>>>
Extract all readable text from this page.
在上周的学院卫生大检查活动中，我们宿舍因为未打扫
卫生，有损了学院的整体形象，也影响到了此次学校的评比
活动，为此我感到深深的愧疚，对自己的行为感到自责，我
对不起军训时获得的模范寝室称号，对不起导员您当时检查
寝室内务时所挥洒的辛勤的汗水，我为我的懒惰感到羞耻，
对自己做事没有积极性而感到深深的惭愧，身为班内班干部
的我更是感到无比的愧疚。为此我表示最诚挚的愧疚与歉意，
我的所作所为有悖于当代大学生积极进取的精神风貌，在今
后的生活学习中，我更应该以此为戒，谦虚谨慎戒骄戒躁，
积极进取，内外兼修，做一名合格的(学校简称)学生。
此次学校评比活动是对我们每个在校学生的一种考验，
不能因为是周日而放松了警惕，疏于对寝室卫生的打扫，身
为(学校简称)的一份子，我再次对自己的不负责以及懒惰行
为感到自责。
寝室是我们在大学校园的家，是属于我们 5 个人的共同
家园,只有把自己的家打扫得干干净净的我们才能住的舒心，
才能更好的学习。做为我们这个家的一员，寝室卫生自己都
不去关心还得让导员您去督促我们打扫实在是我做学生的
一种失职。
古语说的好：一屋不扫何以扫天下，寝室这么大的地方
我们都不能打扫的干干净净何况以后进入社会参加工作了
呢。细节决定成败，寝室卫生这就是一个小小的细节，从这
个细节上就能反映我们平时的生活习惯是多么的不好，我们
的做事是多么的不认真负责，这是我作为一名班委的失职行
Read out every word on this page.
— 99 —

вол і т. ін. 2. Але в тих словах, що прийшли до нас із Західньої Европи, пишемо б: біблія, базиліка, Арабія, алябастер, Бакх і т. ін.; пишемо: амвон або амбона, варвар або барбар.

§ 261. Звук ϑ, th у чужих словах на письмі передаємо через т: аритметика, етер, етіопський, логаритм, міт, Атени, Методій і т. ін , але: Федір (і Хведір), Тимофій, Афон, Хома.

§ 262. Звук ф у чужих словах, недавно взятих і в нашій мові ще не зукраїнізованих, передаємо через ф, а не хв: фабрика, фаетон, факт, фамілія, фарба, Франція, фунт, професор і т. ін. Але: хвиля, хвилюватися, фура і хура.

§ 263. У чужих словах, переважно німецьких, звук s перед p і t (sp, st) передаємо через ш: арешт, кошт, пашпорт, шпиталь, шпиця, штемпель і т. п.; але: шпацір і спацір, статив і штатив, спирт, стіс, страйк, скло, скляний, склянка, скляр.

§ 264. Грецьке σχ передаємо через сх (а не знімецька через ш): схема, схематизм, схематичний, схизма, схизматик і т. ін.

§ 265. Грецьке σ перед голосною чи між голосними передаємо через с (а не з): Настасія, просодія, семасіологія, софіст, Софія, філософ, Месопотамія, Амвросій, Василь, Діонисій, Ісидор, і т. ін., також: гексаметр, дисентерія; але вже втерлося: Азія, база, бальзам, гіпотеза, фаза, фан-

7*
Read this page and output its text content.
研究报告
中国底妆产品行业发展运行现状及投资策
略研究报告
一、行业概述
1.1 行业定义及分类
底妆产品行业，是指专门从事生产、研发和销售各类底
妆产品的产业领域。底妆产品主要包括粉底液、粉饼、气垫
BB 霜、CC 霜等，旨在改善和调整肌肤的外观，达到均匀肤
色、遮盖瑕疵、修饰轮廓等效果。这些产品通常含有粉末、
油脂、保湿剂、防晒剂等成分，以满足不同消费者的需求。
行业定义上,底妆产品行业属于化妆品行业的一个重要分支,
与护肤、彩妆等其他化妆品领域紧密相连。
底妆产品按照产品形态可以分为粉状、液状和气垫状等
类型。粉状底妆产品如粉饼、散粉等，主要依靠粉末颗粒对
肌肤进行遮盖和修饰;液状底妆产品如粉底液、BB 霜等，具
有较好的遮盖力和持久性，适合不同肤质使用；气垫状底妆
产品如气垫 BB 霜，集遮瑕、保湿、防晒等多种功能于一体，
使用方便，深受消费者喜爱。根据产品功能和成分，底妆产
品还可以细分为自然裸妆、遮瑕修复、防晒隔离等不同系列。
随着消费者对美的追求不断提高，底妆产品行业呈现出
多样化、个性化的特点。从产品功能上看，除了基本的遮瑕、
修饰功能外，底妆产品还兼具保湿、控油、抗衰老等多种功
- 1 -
<<<
• _DESCRIPTION OF THE TASK_
Output the lines above verbatim and in full.

• _REPLY TO THE TASK_
Extract all readable text from this page.
在上周的学院卫生大检查活动中，我们宿舍因为未打扫
卫生，有损了学院的整体形象，也影响到了此次学校的评比
活动，为此我感到深深的愧疚，对自己的行为感到自责，我
对不起军训时获得的模范寝室称号，对不起导员您当时检查
寝室内务时所挥洒的辛勤的汗水，我为我的懒惰感到羞耻，
对自己做事没有积极性而感到深深的惭愧，身为班内班干部
的我更是感到无比的愧疚。为此我表示最诚挚的愧疚与歉意，
我的所作所为有悖于当代大学生积极进取的精神风貌，在今
后的生活学习中，我更应该以此为戒，谦虚谨慎戒骄戒躁，
积极进取，内外兼修，做一名合格的(学校简称)学生。
此次学校评比活动是对我们每个在校学生的一种考验，
不能因为是周日而放松了警惕，疏于对寝室卫生的打扫，身
为(学校简称)的一份子，我再次对自己的不负责以及懒惰行
为感到自责。
寝室是我们在大学校园的家，是属于我们 5 个人的共同
家园,只有把自己的家打扫得干干净净的我们才能住的舒心，
才能更好的学习。做为我们这个家的一员，寝室卫生自己都
不去关心还得让导员您去督促我们打扫实在是我做学生的
一种失职。
古语说的好：一屋不扫何以扫天下，寝室这么大的地方
我们都不能打扫的干干净净何况以后进入社会参加工作了
呢。细节决定成败，寝室卫生这就是一个小小的细节，从这
个细节上就能反映我们平时的生活习惯是多么的不好，我们
的做事是多么的不认真负责，这是我作为一名班委的失职行
Read out every word on this page.
— 99 —

вол і т. ін. 2. Але в тих словах, що прийшли до нас із Західньої Европи, пишемо б: біблія, базиліка, Арабія, алябастер, Бакх і т. ін.; пишемо: амвон або амбона, варвар або барбар.

§ 261. Звук ϑ, th у чужих словах на письмі передаємо через т: аритметика, етер, етіопський, логаритм, міт, Атени, Методій і т. ін , але: Федір (і Хведір), Тимофій, Афон, Хома.

§ 262. Звук ф у чужих словах, недавно взятих і в нашій мові ще не зукраїнізованих, передаємо через ф, а не хв: фабрика, фаетон, факт, фамілія, фарба, Франція, фунт, професор і т. ін. Але: хвиля, хвилюватися, фура і хура.

§ 263. У чужих словах, переважно німецьких, звук s перед p і t (sp, st) передаємо через ш: арешт, кошт, пашпорт, шпиталь, шпиця, штемпель і т. п.; але: шпацір і спацір, статив і штатив, спирт, стіс, страйк, скло, скляний, склянка, скляр.

§ 264. Грецьке σχ передаємо через сх (а не знімецька через ш): схема, схематизм, схематичний, схизма, схизматик і т. ін.

§ 265. Грецьке σ перед голосною чи між голосними передаємо через с (а не з): Настасія, просодія, семасіологія, софіст, Софія, філософ, Месопотамія, Амвросій, Василь, Діонисій, Ісидор, і т. ін., також: гексаметр, дисентерія; але вже втерлося: Азія, база, бальзам, гіпотеза, фаза, фан-

7*
Read this page and output its text content.
研究报告
中国底妆产品行业发展运行现状及投资策
略研究报告
一、行业概述
1.1 行业定义及分类
底妆产品行业，是指专门从事生产、研发和销售各类底
妆产品的产业领域。底妆产品主要包括粉底液、粉饼、气垫
BB 霜、CC 霜等，旨在改善和调整肌肤的外观，达到均匀肤
色、遮盖瑕疵、修饰轮廓等效果。这些产品通常含有粉末、
油脂、保湿剂、防晒剂等成分，以满足不同消费者的需求。
行业定义上,底妆产品行业属于化妆品行业的一个重要分支,
与护肤、彩妆等其他化妆品领域紧密相连。
底妆产品按照产品形态可以分为粉状、液状和气垫状等
类型。粉状底妆产品如粉饼、散粉等，主要依靠粉末颗粒对
肌肤进行遮盖和修饰;液状底妆产品如粉底液、BB 霜等，具
有较好的遮盖力和持久性，适合不同肤质使用；气垫状底妆
产品如气垫 BB 霜，集遮瑕、保湿、防晒等多种功能于一体，
使用方便，深受消费者喜爱。根据产品功能和成分，底妆产
品还可以细分为自然裸妆、遮瑕修复、防晒隔离等不同系列。
随着消费者对美的追求不断提高，底妆产品行业呈现出
多样化、个性化的特点。从产品功能上看，除了基本的遮瑕、
修饰功能外，底妆产品还兼具保湿、控油、抗衰老等多种功
- 1 -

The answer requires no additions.